In the material below, find every line with "JSON" and pull it out.

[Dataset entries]
[start]

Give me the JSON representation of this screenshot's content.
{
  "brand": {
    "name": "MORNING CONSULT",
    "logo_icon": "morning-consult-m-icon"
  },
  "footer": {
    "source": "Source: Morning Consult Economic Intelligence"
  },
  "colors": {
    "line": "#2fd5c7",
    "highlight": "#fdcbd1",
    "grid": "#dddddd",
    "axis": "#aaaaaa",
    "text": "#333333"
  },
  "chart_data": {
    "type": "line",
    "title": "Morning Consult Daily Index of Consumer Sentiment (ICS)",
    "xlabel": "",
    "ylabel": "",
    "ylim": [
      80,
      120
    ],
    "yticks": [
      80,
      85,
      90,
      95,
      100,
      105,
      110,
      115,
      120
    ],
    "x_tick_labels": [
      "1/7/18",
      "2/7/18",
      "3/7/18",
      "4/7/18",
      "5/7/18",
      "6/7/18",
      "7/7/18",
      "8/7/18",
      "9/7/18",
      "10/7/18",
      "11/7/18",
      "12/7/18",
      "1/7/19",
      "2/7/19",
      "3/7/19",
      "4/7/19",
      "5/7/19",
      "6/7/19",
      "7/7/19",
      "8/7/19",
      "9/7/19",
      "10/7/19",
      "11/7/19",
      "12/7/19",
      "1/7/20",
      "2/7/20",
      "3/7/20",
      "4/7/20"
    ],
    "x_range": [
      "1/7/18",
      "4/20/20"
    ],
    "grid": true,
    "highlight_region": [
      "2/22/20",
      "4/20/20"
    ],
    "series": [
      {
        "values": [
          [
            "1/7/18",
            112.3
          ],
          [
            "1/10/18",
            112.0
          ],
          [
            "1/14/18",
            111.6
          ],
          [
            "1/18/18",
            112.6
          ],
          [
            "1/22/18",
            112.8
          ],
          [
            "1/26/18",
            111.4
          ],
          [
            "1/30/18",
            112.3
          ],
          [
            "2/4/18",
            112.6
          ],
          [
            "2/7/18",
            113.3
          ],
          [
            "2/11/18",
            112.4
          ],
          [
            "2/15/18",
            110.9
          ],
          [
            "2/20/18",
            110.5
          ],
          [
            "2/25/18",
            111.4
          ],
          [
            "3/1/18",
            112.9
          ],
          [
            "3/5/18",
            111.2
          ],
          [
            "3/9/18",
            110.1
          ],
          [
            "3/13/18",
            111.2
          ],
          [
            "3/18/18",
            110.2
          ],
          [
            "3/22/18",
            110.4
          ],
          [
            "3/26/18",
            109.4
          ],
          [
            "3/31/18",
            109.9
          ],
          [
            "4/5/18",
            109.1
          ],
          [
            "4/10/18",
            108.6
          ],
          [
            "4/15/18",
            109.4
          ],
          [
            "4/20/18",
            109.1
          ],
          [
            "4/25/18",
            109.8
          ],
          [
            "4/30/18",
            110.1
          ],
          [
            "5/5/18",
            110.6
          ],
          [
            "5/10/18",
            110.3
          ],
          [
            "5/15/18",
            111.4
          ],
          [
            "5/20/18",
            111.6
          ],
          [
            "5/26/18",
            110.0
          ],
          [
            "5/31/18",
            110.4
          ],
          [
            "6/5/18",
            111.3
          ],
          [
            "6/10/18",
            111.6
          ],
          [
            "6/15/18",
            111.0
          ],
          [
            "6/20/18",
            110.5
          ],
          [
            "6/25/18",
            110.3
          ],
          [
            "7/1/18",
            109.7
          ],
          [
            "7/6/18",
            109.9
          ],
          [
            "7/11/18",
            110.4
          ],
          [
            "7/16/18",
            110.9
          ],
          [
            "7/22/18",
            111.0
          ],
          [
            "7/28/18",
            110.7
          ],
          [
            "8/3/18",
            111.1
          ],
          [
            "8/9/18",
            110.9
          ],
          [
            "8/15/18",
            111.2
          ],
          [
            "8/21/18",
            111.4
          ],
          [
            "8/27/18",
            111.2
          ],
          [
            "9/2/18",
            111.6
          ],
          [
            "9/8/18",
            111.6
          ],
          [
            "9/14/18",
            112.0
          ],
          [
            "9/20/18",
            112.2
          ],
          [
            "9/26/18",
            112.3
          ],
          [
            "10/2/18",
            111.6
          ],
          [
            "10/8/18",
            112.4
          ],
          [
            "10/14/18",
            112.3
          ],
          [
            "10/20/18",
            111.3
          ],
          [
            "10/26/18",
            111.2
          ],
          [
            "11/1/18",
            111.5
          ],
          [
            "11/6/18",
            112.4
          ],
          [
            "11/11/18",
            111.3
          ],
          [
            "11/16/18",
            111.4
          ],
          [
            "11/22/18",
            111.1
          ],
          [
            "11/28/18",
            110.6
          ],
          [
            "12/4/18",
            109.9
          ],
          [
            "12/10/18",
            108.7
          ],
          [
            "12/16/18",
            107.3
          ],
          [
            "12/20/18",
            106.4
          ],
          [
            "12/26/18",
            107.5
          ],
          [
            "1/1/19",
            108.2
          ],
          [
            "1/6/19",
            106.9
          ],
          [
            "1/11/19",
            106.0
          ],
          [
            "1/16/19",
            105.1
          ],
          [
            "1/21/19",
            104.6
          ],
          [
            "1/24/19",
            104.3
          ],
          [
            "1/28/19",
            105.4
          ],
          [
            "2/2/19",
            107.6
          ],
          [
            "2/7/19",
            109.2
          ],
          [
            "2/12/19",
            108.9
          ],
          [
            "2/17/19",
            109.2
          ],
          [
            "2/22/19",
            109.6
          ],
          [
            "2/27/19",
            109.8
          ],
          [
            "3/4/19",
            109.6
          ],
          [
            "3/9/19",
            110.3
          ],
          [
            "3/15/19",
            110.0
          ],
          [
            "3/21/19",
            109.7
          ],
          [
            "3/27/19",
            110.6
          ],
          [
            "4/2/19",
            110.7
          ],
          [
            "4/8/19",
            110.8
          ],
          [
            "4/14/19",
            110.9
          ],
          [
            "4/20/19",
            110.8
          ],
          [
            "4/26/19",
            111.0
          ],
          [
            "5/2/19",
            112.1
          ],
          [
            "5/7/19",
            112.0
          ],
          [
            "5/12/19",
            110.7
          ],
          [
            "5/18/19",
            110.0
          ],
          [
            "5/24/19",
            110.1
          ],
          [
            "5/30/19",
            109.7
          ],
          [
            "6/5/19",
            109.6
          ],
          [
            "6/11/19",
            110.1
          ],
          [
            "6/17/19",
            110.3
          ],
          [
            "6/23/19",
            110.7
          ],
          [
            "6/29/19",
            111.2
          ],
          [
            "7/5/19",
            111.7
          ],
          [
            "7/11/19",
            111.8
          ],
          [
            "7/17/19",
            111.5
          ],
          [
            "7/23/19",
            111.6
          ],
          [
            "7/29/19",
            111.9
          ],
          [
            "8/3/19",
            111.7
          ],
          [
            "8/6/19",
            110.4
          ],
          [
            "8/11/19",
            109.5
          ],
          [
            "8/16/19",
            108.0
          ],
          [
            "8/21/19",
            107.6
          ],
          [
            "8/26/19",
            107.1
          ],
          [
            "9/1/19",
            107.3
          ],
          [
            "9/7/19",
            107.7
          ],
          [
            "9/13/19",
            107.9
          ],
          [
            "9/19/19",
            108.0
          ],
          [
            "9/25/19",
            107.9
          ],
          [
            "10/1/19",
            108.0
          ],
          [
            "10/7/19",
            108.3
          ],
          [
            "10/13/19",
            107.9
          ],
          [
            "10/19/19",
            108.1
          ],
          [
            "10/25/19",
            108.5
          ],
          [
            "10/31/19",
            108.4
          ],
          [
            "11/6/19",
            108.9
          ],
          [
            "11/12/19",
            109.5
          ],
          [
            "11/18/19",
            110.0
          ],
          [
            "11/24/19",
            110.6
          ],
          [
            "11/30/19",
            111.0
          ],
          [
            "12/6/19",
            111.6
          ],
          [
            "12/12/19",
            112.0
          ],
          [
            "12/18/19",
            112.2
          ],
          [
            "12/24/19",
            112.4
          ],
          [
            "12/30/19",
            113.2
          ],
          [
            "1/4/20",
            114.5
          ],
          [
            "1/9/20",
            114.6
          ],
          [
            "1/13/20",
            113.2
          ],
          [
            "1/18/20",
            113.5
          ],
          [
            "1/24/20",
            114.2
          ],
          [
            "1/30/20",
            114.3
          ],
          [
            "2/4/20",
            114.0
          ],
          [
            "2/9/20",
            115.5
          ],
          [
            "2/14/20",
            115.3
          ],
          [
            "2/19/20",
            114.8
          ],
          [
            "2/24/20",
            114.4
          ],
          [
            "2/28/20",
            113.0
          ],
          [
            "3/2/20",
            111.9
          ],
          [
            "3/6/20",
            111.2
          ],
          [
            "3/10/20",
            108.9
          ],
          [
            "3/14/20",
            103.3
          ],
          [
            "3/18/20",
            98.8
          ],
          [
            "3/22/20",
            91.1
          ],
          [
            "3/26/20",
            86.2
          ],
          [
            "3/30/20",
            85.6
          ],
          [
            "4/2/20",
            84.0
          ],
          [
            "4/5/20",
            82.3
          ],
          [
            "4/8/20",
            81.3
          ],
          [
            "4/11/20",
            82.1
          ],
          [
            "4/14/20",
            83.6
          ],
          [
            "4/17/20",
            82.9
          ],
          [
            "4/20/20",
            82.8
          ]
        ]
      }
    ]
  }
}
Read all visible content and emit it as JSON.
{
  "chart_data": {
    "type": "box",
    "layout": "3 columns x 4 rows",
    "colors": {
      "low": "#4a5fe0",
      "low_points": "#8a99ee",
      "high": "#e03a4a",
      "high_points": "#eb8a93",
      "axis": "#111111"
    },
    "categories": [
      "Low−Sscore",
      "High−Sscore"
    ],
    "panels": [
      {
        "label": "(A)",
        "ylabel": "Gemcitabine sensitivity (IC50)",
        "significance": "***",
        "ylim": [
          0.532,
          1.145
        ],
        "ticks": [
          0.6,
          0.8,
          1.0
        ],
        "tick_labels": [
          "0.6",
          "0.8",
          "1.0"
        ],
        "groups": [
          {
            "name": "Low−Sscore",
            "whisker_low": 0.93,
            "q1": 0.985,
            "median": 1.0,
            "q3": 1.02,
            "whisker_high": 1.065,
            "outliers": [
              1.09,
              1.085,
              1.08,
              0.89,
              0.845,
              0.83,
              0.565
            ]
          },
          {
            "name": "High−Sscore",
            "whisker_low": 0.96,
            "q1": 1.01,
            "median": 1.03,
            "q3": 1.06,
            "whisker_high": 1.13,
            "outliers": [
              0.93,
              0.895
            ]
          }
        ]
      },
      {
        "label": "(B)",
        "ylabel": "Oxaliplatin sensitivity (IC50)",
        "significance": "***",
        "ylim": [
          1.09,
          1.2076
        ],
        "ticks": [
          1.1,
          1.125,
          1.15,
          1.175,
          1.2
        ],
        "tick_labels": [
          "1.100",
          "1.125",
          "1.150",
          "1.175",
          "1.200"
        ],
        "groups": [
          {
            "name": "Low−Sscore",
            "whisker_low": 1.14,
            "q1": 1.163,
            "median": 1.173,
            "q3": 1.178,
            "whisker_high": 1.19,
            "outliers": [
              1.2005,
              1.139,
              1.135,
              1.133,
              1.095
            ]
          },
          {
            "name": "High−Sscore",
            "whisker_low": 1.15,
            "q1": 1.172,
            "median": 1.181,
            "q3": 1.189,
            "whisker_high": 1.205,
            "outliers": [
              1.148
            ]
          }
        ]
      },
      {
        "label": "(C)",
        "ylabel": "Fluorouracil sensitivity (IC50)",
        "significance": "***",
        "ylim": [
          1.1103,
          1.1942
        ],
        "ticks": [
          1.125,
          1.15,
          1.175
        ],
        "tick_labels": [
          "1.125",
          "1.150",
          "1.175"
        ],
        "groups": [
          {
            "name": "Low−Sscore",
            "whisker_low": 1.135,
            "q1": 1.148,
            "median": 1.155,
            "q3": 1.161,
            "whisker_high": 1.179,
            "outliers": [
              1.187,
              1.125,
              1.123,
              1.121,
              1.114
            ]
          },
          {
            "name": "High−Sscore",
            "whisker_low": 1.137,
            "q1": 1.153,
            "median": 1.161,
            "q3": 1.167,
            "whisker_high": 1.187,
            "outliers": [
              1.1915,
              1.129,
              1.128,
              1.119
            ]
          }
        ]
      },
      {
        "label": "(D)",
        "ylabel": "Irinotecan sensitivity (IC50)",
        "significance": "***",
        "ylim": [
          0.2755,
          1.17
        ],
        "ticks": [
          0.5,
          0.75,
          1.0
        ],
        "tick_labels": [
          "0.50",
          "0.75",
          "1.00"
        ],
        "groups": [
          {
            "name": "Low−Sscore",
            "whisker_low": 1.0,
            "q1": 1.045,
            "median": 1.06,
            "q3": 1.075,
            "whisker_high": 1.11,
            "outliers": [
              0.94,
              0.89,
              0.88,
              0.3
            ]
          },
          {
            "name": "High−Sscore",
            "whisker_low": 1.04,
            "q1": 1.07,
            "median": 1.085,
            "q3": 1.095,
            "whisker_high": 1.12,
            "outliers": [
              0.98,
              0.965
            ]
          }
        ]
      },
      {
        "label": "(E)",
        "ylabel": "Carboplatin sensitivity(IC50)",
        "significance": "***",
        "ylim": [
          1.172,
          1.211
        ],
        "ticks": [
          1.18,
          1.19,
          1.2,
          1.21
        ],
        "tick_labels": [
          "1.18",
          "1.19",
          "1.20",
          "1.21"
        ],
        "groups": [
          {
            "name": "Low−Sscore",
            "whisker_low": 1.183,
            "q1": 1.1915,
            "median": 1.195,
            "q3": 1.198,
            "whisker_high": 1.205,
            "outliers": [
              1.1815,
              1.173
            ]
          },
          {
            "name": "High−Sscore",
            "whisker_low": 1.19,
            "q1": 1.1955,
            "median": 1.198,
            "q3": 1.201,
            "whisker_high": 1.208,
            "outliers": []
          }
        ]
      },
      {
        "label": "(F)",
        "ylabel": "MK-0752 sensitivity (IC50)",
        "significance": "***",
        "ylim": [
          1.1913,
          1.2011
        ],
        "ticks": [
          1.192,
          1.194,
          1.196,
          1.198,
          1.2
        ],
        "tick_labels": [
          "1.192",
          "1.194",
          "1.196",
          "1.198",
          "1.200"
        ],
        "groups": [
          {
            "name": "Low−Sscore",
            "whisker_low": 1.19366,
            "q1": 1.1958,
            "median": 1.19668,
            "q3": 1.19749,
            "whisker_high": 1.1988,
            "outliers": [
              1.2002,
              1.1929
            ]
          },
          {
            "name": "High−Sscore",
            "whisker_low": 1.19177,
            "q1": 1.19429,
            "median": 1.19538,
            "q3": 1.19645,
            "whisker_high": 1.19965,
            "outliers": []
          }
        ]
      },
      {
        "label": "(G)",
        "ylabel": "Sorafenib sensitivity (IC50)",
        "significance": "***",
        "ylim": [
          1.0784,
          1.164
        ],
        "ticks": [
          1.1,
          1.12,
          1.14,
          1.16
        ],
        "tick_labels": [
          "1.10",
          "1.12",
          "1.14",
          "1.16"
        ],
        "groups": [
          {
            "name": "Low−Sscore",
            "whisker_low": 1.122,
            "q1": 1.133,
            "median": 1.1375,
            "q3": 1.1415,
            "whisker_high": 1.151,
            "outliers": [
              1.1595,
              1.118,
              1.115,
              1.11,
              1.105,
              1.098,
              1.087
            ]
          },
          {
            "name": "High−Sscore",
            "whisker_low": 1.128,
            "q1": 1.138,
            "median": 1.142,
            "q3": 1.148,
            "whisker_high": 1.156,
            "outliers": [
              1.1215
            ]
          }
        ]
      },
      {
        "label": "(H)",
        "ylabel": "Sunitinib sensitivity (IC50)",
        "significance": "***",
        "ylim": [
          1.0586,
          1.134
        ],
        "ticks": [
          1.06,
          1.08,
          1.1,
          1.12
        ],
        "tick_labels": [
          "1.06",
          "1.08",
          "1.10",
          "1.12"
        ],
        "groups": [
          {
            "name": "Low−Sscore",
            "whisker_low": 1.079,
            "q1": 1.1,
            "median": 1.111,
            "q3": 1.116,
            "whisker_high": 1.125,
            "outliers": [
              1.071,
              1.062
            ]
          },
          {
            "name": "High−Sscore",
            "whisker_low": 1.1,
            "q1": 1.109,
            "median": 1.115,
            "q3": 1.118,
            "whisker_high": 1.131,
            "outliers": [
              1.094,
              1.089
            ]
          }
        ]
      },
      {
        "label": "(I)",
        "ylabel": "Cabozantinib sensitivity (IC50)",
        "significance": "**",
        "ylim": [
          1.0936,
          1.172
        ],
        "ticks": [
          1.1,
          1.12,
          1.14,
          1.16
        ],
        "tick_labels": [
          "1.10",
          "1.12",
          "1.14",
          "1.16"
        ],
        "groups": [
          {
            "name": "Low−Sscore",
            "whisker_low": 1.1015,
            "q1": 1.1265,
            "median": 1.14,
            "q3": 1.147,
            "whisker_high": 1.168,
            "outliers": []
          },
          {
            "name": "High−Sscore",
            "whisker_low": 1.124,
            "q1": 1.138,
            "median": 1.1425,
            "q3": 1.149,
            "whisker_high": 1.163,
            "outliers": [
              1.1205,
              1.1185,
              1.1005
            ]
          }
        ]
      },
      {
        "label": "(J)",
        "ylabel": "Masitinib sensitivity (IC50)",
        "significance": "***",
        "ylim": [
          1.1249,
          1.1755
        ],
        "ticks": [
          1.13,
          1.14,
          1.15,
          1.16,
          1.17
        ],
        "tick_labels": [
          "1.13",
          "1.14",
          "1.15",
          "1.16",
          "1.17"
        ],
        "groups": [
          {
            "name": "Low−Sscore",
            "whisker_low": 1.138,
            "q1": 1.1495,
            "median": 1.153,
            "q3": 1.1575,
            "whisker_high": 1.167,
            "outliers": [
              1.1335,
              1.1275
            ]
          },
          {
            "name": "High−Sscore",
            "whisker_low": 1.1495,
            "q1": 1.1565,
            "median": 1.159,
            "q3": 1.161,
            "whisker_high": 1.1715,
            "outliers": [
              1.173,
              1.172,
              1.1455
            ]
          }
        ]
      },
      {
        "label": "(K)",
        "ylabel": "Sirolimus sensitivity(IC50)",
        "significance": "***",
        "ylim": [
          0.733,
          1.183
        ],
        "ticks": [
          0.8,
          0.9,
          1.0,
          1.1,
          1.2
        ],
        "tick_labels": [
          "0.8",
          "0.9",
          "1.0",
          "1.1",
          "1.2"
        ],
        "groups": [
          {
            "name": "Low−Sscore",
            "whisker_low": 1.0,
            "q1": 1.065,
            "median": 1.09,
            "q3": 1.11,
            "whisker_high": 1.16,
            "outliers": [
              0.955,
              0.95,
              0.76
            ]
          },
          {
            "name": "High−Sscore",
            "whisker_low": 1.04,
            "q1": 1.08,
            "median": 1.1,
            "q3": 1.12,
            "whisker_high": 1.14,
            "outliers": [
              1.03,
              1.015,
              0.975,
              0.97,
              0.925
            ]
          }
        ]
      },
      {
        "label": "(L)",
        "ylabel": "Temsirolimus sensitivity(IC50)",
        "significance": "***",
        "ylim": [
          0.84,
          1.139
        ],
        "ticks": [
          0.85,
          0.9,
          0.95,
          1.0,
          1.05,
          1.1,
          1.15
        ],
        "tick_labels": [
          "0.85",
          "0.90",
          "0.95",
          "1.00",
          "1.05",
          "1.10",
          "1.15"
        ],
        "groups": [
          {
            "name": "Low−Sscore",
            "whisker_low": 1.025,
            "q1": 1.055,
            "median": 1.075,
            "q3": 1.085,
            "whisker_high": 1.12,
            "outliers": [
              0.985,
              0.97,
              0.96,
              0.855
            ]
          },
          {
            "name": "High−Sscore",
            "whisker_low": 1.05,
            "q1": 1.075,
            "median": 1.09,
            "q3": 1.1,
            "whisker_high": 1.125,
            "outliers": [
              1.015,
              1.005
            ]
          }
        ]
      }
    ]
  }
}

[end]

▶ [Response to this exercise]
Give me the JSON representation of this screenshot's content.
Read all visible content and emit it as JSON.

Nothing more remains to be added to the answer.